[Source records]
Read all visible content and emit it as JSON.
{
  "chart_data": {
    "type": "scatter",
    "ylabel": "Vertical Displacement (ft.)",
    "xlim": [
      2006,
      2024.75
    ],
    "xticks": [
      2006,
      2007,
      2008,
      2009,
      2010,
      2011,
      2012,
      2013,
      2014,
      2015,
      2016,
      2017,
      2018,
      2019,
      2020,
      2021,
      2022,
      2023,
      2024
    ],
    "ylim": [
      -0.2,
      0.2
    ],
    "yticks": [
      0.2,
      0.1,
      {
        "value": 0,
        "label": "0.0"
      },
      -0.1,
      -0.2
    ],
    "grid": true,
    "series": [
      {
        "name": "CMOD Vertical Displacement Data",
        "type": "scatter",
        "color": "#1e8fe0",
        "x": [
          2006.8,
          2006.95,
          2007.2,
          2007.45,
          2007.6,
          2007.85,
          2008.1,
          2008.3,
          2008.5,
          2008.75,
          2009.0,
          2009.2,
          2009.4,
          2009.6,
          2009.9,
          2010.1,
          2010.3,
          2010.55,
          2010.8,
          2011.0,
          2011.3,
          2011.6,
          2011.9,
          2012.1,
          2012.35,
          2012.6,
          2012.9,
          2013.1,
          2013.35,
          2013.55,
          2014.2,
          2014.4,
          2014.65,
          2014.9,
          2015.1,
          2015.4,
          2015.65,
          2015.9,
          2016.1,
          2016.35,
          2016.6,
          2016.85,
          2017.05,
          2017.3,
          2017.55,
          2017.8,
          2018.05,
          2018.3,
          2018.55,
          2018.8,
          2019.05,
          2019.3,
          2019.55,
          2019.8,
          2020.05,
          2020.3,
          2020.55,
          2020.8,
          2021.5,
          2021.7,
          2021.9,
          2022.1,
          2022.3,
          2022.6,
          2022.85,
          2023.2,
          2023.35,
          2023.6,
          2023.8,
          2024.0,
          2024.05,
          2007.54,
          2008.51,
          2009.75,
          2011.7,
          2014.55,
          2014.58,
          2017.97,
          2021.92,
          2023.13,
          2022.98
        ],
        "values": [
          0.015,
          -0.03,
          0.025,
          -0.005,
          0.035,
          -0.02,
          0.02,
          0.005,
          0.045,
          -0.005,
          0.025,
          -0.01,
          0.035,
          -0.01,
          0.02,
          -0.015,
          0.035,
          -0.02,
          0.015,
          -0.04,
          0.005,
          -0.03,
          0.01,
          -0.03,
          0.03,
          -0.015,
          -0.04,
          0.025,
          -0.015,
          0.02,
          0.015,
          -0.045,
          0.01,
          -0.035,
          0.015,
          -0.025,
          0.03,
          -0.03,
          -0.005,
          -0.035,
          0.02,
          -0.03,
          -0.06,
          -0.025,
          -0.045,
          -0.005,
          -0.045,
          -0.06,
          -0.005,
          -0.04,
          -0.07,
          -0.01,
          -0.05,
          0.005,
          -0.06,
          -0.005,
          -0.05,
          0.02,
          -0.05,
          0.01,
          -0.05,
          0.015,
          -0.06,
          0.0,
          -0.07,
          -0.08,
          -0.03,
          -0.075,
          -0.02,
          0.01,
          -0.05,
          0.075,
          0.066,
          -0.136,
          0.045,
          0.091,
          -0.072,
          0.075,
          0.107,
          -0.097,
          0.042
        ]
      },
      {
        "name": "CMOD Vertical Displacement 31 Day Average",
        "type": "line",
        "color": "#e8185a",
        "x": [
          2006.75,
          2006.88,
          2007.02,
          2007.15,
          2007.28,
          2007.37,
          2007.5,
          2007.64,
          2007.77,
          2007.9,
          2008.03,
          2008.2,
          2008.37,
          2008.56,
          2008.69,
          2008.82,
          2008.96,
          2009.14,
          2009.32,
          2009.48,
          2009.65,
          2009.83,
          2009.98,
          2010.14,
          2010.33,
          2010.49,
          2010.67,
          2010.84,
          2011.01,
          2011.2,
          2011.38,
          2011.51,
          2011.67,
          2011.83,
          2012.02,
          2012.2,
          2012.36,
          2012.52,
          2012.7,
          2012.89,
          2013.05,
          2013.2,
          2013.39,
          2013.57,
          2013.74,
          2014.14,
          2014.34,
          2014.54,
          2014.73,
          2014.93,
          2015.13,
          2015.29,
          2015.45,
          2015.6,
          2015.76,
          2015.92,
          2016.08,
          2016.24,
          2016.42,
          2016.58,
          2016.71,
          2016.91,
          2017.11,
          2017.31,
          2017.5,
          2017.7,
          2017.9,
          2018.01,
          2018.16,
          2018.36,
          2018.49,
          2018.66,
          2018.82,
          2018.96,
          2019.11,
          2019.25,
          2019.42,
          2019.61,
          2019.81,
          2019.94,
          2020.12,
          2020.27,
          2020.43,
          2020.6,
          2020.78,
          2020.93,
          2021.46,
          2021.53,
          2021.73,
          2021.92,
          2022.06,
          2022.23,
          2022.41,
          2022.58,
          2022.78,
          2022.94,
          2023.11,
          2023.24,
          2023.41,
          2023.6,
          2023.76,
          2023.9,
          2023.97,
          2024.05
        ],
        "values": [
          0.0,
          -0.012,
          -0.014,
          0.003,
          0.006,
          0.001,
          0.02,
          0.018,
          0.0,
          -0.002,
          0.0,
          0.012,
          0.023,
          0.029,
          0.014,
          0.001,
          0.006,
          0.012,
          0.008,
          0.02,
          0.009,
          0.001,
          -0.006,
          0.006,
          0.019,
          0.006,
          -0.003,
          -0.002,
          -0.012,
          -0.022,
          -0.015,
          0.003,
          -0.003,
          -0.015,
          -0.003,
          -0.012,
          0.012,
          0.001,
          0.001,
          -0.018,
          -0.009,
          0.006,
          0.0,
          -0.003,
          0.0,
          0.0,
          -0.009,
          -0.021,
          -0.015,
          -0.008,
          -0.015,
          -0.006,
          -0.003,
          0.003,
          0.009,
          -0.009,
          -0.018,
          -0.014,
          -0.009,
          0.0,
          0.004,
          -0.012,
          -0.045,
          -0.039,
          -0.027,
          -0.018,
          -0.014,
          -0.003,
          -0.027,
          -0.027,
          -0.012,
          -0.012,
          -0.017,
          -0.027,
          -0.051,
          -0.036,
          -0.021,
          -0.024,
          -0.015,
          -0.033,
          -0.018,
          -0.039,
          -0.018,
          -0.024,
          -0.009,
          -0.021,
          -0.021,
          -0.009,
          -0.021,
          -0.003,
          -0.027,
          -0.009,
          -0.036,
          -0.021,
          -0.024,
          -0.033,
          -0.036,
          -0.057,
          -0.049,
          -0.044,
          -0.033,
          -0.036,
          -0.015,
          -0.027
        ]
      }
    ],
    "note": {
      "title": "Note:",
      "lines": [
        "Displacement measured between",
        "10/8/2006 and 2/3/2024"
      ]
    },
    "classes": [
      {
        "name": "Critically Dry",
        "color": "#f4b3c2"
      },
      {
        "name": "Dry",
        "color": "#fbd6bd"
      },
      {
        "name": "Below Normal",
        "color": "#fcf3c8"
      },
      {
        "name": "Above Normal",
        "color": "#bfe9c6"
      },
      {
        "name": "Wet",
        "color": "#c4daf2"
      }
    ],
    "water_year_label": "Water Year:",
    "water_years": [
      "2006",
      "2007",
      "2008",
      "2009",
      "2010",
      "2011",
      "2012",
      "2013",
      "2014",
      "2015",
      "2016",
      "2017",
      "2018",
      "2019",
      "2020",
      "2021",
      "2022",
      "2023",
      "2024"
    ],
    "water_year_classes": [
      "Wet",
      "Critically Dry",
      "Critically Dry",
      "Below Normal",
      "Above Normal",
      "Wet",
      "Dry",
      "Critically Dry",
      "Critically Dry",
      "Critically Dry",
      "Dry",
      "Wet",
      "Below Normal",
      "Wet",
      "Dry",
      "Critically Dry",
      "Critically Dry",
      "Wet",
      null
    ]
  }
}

● **Task directions**
Check each line of the records for the word "Displacement" and extract those that contain it.

● **Exercise solution**
    "ylabel": "Vertical Displacement (ft.)",
        "name": "CMOD Vertical Displacement Data",
        "name": "CMOD Vertical Displacement 31 Day Average",
        "Displacement measured between",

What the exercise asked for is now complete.